Input data:

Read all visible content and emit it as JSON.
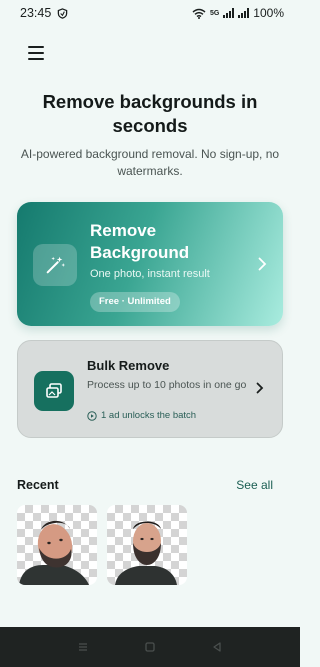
{
  "status_bar": {
    "time": "23:45",
    "battery": "100%",
    "network_label": "5G"
  },
  "hero": {
    "title": "Remove backgrounds in seconds",
    "subtitle": "AI-powered background removal. No sign-up, no watermarks."
  },
  "primary_card": {
    "title": "Remove Background",
    "subtitle": "One photo, instant result",
    "badge": "Free · Unlimited",
    "icon": "magic-wand-icon"
  },
  "secondary_card": {
    "title": "Bulk Remove",
    "description": "Process up to 10 photos in one go",
    "ad_note": "1 ad unlocks the batch",
    "icon": "stacked-photos-icon"
  },
  "recent": {
    "label": "Recent",
    "see_all": "See all",
    "items": [
      "recent-photo-1",
      "recent-photo-2"
    ]
  },
  "colors": {
    "accent": "#157a6e",
    "accent_light": "#a9ecdf",
    "background": "#f1f8f6"
  }
}
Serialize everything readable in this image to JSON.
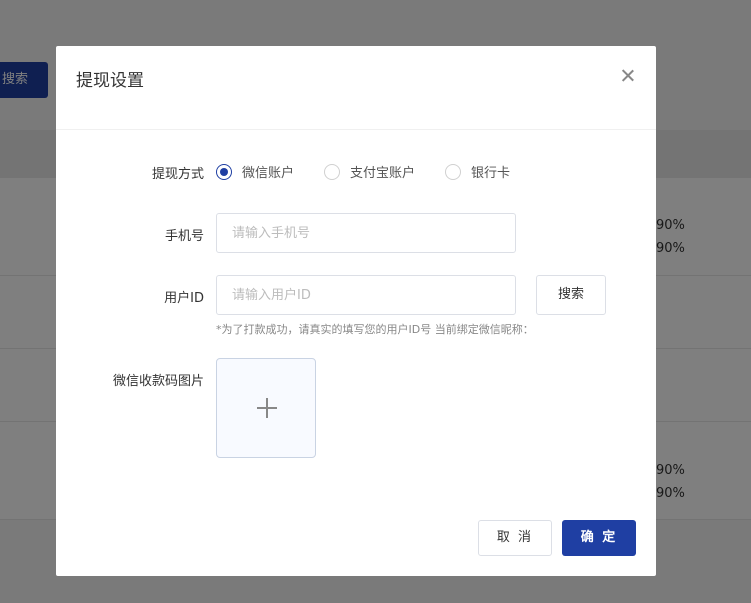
{
  "background": {
    "search_button_label": "搜索",
    "percent_values": [
      "90%",
      "90%",
      "90%",
      "90%"
    ]
  },
  "modal": {
    "title": "提现设置",
    "withdraw_method": {
      "label": "提现方式",
      "options": [
        {
          "label": "微信账户",
          "checked": true
        },
        {
          "label": "支付宝账户",
          "checked": false
        },
        {
          "label": "银行卡",
          "checked": false
        }
      ]
    },
    "phone": {
      "label": "手机号",
      "value": "",
      "placeholder": "请输入手机号"
    },
    "user_id": {
      "label": "用户ID",
      "value": "",
      "placeholder": "请输入用户ID",
      "search_label": "搜索",
      "hint": "*为了打款成功，请真实的填写您的用户ID号 当前绑定微信昵称："
    },
    "qr_upload": {
      "label": "微信收款码图片"
    },
    "footer": {
      "cancel_label": "取 消",
      "confirm_label": "确 定"
    }
  },
  "colors": {
    "primary": "#1f3fa3",
    "overlay": "rgba(0,0,0,0.5)"
  }
}
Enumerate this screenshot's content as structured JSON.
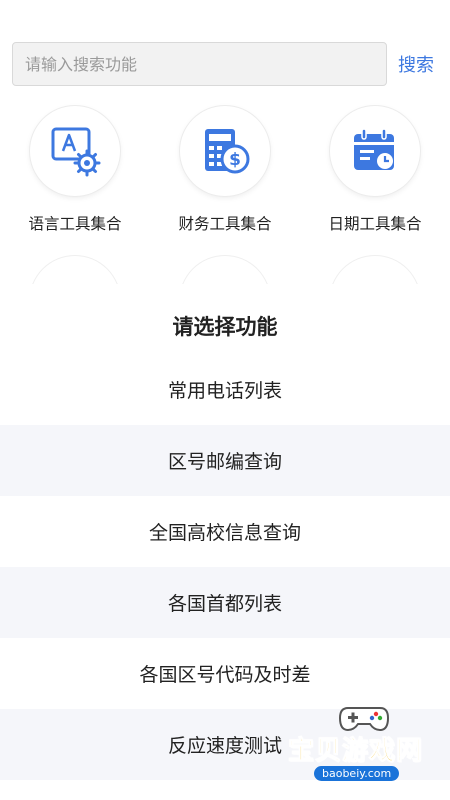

Exercise details:
Copy out each line of the records where the string "placeholder" appears.

Result:
      "placeholder": "请输入手机号"
      "placeholder": "请输入用户ID",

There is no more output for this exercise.